▶ _To do_
Show all lines holding "this".

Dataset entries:
***

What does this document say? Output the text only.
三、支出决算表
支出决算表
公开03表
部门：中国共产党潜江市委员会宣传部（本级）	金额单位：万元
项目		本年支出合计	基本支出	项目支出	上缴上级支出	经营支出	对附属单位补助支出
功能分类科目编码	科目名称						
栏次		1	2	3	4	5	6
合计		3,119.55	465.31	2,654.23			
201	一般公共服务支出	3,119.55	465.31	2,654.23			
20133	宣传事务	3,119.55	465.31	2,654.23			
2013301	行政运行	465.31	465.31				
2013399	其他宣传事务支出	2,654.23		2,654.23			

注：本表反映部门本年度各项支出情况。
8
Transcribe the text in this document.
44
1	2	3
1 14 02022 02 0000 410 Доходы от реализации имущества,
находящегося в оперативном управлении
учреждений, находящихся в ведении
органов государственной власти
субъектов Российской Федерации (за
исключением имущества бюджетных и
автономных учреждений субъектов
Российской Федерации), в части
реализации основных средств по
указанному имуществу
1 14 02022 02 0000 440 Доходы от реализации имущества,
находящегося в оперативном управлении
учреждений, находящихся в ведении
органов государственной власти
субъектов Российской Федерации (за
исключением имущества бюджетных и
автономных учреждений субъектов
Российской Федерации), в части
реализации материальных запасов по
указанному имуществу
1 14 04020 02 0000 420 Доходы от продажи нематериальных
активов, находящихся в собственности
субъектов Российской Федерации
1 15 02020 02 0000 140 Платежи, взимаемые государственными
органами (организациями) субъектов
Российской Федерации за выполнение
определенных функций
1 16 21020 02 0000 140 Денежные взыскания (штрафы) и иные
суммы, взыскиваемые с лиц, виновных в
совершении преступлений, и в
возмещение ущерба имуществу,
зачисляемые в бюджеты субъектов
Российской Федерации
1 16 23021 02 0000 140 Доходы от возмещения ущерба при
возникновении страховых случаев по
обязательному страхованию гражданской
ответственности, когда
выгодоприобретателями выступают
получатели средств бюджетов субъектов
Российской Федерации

***

▶ _Written answer_
What does this document say? Output the text only.
Transcribe the text in this document.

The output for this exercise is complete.